Dataset rows about figures
......

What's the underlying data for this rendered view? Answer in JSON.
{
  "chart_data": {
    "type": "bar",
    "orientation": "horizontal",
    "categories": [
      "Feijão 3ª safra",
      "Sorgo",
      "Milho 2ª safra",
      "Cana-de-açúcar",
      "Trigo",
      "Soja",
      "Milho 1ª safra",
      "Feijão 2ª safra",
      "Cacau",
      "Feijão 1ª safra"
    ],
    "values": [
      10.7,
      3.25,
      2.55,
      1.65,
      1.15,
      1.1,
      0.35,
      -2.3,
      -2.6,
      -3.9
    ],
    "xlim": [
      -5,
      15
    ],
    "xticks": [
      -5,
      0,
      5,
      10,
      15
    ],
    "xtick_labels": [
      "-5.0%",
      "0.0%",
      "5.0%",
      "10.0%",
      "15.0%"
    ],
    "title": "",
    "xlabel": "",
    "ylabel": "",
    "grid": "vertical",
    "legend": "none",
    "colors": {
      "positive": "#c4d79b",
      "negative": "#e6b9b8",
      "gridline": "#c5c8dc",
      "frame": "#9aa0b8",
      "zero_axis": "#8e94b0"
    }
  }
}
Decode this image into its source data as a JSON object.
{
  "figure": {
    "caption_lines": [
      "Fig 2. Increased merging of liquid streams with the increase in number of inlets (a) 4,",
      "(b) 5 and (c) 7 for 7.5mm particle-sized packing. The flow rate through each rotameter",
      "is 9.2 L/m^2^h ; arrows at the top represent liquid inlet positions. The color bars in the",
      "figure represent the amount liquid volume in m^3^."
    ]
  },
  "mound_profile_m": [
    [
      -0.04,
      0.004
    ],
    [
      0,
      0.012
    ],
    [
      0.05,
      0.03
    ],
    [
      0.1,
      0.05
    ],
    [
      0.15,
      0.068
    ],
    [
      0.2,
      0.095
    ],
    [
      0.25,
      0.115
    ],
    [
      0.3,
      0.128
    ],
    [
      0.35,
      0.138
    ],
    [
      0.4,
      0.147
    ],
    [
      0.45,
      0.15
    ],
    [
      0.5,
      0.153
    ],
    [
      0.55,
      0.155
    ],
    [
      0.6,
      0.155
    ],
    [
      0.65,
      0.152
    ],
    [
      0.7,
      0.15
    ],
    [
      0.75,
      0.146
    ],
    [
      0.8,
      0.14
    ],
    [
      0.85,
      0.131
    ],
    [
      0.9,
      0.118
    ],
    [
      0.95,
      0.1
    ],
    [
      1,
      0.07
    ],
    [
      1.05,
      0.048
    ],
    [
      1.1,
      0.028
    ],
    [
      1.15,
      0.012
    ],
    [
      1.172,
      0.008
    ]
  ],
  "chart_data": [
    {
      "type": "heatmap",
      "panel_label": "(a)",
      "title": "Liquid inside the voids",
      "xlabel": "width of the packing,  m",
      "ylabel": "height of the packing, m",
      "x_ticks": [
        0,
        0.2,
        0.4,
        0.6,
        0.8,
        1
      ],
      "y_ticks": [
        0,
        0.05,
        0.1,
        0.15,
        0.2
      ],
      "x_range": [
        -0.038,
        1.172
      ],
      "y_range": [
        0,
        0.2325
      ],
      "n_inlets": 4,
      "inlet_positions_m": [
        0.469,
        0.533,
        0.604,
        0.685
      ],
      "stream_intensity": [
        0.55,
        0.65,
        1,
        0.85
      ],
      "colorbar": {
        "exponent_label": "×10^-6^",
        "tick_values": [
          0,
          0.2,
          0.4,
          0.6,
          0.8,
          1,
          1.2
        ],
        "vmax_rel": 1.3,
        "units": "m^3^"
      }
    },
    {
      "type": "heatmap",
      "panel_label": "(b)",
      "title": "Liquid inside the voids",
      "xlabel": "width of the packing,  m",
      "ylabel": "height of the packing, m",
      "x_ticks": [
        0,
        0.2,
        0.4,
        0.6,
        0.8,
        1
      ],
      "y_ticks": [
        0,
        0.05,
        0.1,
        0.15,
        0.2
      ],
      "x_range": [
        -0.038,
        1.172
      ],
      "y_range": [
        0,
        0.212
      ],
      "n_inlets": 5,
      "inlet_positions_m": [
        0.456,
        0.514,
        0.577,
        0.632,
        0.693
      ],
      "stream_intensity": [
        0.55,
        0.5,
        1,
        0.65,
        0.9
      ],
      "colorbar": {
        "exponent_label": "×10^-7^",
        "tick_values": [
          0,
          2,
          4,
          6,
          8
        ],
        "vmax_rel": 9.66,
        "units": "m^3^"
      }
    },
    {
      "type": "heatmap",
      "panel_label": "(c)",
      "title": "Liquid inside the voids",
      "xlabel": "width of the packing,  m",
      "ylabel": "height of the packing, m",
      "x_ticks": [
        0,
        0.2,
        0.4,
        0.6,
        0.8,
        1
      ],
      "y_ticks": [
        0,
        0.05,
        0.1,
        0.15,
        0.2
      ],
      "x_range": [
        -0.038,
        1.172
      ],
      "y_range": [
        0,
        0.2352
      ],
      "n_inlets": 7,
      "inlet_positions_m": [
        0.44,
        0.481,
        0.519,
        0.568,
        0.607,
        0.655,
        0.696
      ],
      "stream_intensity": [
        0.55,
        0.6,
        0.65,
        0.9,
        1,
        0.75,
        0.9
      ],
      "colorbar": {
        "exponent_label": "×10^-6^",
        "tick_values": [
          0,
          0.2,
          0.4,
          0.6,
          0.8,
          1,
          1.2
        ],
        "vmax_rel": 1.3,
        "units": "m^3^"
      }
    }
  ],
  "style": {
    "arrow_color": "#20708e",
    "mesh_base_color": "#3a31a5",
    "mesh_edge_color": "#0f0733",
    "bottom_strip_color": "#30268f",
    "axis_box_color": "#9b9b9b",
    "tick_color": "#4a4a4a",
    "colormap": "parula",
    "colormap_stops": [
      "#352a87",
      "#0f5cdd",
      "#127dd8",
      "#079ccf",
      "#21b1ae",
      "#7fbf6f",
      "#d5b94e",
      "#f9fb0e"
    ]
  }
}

......

== AIM ==
Quote every record above exactly.

== SOLUTION BELOW ==
What's the underlying data for this rendered view? Answer in JSON.
{
  "chart_data": {
    "type": "bar",
    "orientation": "horizontal",
    "categories": [
      "Feijão 3ª safra",
      "Sorgo",
      "Milho 2ª safra",
      "Cana-de-açúcar",
      "Trigo",
      "Soja",
      "Milho 1ª safra",
      "Feijão 2ª safra",
      "Cacau",
      "Feijão 1ª safra"
    ],
    "values": [
      10.7,
      3.25,
      2.55,
      1.65,
      1.15,
      1.1,
      0.35,
      -2.3,
      -2.6,
      -3.9
    ],
    "xlim": [
      -5,
      15
    ],
    "xticks": [
      -5,
      0,
      5,
      10,
      15
    ],
    "xtick_labels": [
      "-5.0%",
      "0.0%",
      "5.0%",
      "10.0%",
      "15.0%"
    ],
    "title": "",
    "xlabel": "",
    "ylabel": "",
    "grid": "vertical",
    "legend": "none",
    "colors": {
      "positive": "#c4d79b",
      "negative": "#e6b9b8",
      "gridline": "#c5c8dc",
      "frame": "#9aa0b8",
      "zero_axis": "#8e94b0"
    }
  }
}
Decode this image into its source data as a JSON object.
{
  "figure": {
    "caption_lines": [
      "Fig 2. Increased merging of liquid streams with the increase in number of inlets (a) 4,",
      "(b) 5 and (c) 7 for 7.5mm particle-sized packing. The flow rate through each rotameter",
      "is 9.2 L/m^2^h ; arrows at the top represent liquid inlet positions. The color bars in the",
      "figure represent the amount liquid volume in m^3^."
    ]
  },
  "mound_profile_m": [
    [
      -0.04,
      0.004
    ],
    [
      0,
      0.012
    ],
    [
      0.05,
      0.03
    ],
    [
      0.1,
      0.05
    ],
    [
      0.15,
      0.068
    ],
    [
      0.2,
      0.095
    ],
    [
      0.25,
      0.115
    ],
    [
      0.3,
      0.128
    ],
    [
      0.35,
      0.138
    ],
    [
      0.4,
      0.147
    ],
    [
      0.45,
      0.15
    ],
    [
      0.5,
      0.153
    ],
    [
      0.55,
      0.155
    ],
    [
      0.6,
      0.155
    ],
    [
      0.65,
      0.152
    ],
    [
      0.7,
      0.15
    ],
    [
      0.75,
      0.146
    ],
    [
      0.8,
      0.14
    ],
    [
      0.85,
      0.131
    ],
    [
      0.9,
      0.118
    ],
    [
      0.95,
      0.1
    ],
    [
      1,
      0.07
    ],
    [
      1.05,
      0.048
    ],
    [
      1.1,
      0.028
    ],
    [
      1.15,
      0.012
    ],
    [
      1.172,
      0.008
    ]
  ],
  "chart_data": [
    {
      "type": "heatmap",
      "panel_label": "(a)",
      "title": "Liquid inside the voids",
      "xlabel": "width of the packing,  m",
      "ylabel": "height of the packing, m",
      "x_ticks": [
        0,
        0.2,
        0.4,
        0.6,
        0.8,
        1
      ],
      "y_ticks": [
        0,
        0.05,
        0.1,
        0.15,
        0.2
      ],
      "x_range": [
        -0.038,
        1.172
      ],
      "y_range": [
        0,
        0.2325
      ],
      "n_inlets": 4,
      "inlet_positions_m": [
        0.469,
        0.533,
        0.604,
        0.685
      ],
      "stream_intensity": [
        0.55,
        0.65,
        1,
        0.85
      ],
      "colorbar": {
        "exponent_label": "×10^-6^",
        "tick_values": [
          0,
          0.2,
          0.4,
          0.6,
          0.8,
          1,
          1.2
        ],
        "vmax_rel": 1.3,
        "units": "m^3^"
      }
    },
    {
      "type": "heatmap",
      "panel_label": "(b)",
      "title": "Liquid inside the voids",
      "xlabel": "width of the packing,  m",
      "ylabel": "height of the packing, m",
      "x_ticks": [
        0,
        0.2,
        0.4,
        0.6,
        0.8,
        1
      ],
      "y_ticks": [
        0,
        0.05,
        0.1,
        0.15,
        0.2
      ],
      "x_range": [
        -0.038,
        1.172
      ],
      "y_range": [
        0,
        0.212
      ],
      "n_inlets": 5,
      "inlet_positions_m": [
        0.456,
        0.514,
        0.577,
        0.632,
        0.693
      ],
      "stream_intensity": [
        0.55,
        0.5,
        1,
        0.65,
        0.9
      ],
      "colorbar": {
        "exponent_label": "×10^-7^",
        "tick_values": [
          0,
          2,
          4,
          6,
          8
        ],
        "vmax_rel": 9.66,
        "units": "m^3^"
      }
    },
    {
      "type": "heatmap",
      "panel_label": "(c)",
      "title": "Liquid inside the voids",
      "xlabel": "width of the packing,  m",
      "ylabel": "height of the packing, m",
      "x_ticks": [
        0,
        0.2,
        0.4,
        0.6,
        0.8,
        1
      ],
      "y_ticks": [
        0,
        0.05,
        0.1,
        0.15,
        0.2
      ],
      "x_range": [
        -0.038,
        1.172
      ],
      "y_range": [
        0,
        0.2352
      ],
      "n_inlets": 7,
      "inlet_positions_m": [
        0.44,
        0.481,
        0.519,
        0.568,
        0.607,
        0.655,
        0.696
      ],
      "stream_intensity": [
        0.55,
        0.6,
        0.65,
        0.9,
        1,
        0.75,
        0.9
      ],
      "colorbar": {
        "exponent_label": "×10^-6^",
        "tick_values": [
          0,
          0.2,
          0.4,
          0.6,
          0.8,
          1,
          1.2
        ],
        "vmax_rel": 1.3,
        "units": "m^3^"
      }
    }
  ],
  "style": {
    "arrow_color": "#20708e",
    "mesh_base_color": "#3a31a5",
    "mesh_edge_color": "#0f0733",
    "bottom_strip_color": "#30268f",
    "axis_box_color": "#9b9b9b",
    "tick_color": "#4a4a4a",
    "colormap": "parula",
    "colormap_stops": [
      "#352a87",
      "#0f5cdd",
      "#127dd8",
      "#079ccf",
      "#21b1ae",
      "#7fbf6f",
      "#d5b94e",
      "#f9fb0e"
    ]
  }
}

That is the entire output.